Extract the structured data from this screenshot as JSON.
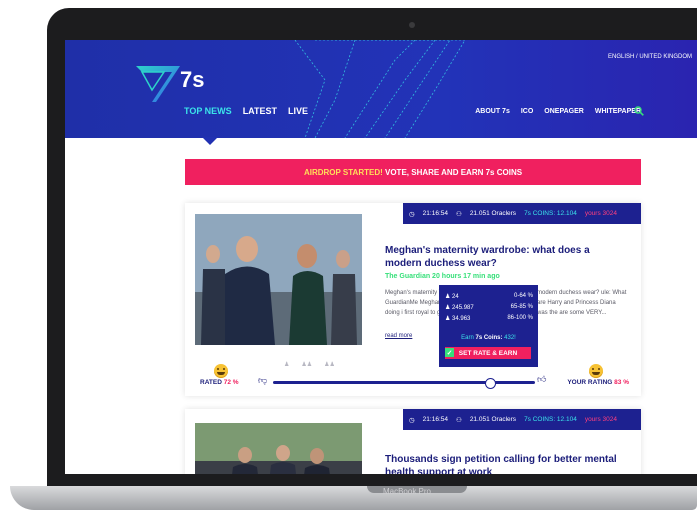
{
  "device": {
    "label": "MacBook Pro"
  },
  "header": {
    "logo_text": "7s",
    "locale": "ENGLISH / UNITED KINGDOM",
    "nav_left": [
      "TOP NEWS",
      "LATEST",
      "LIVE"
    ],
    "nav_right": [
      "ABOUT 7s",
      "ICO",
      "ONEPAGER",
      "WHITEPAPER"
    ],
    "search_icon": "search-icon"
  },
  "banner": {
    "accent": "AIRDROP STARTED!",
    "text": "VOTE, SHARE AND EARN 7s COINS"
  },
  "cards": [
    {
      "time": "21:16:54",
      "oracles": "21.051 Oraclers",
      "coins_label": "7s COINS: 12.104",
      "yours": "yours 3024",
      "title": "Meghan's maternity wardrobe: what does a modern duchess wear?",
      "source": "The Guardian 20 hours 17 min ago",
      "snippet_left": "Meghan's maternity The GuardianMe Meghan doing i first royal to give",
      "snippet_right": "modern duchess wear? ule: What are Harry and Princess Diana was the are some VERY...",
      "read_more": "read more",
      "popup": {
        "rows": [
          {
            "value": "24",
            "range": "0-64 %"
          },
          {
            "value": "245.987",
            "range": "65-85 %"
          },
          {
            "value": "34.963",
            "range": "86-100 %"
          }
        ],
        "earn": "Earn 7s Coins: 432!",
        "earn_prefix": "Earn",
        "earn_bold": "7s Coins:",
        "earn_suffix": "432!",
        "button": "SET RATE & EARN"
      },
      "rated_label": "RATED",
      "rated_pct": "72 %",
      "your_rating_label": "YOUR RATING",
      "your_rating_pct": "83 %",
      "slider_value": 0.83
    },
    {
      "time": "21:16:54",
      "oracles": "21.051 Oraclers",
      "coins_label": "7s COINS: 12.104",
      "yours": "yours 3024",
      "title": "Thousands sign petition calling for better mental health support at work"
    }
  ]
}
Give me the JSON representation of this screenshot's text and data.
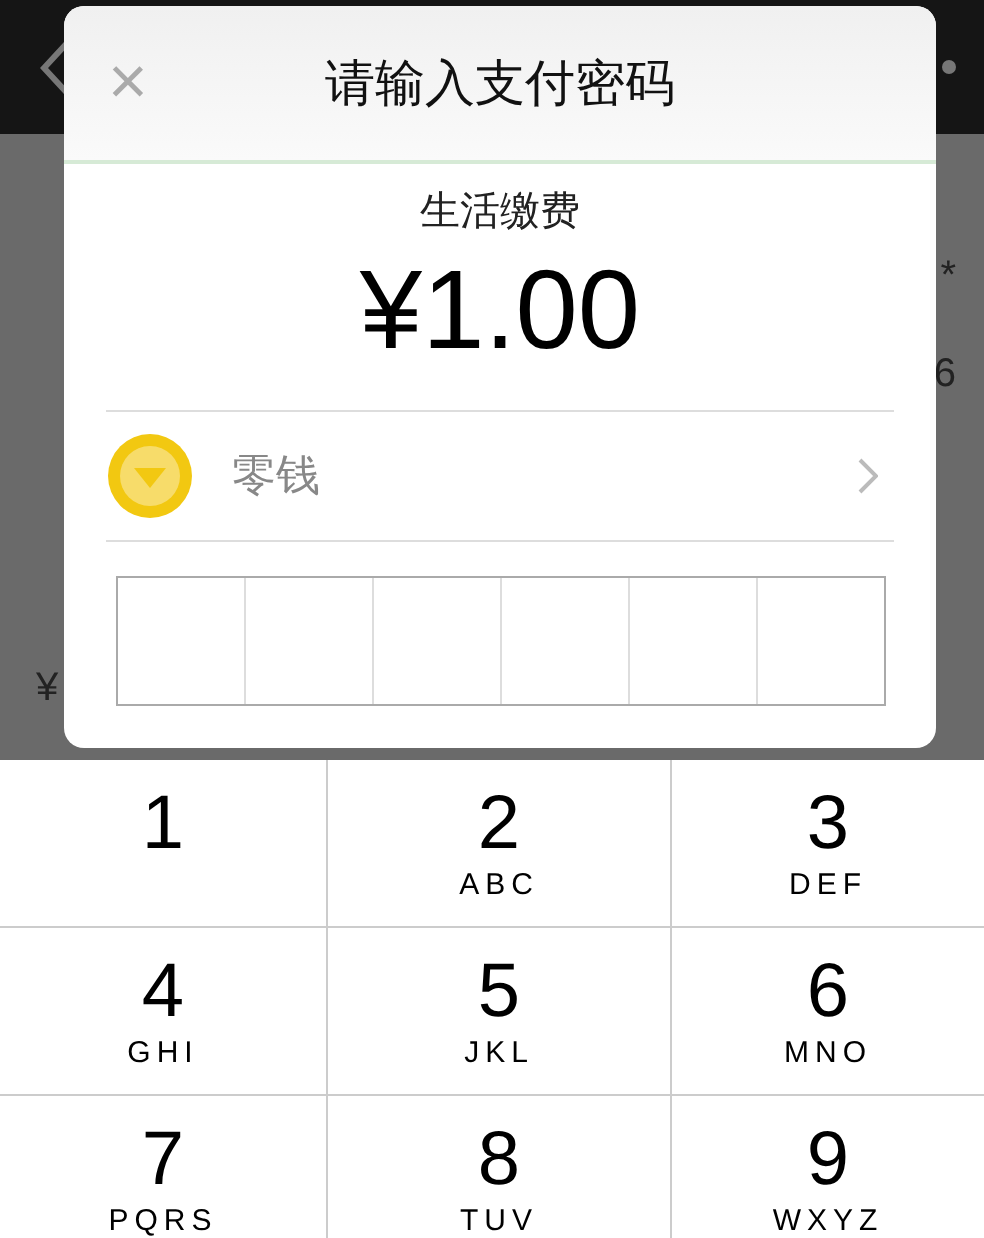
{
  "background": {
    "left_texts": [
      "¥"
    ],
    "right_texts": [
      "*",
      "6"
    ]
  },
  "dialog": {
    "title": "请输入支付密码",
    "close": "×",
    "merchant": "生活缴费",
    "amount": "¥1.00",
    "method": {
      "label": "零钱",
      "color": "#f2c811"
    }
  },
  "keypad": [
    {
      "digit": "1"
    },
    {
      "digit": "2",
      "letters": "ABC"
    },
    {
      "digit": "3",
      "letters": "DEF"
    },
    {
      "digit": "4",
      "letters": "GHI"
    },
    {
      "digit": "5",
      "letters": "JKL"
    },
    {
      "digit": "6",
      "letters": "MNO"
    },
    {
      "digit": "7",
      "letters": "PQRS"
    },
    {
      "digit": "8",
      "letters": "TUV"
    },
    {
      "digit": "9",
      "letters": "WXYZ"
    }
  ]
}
------------------------------------------------------------------------
* Exercise:
Find each line that has the word "maternity", then copy it out.

* The result:
      "title": "Meghan's maternity wardrobe: what does a modern duchess wear?",
      "snippet_left": "Meghan's maternity The GuardianMe Meghan doing i first royal to give",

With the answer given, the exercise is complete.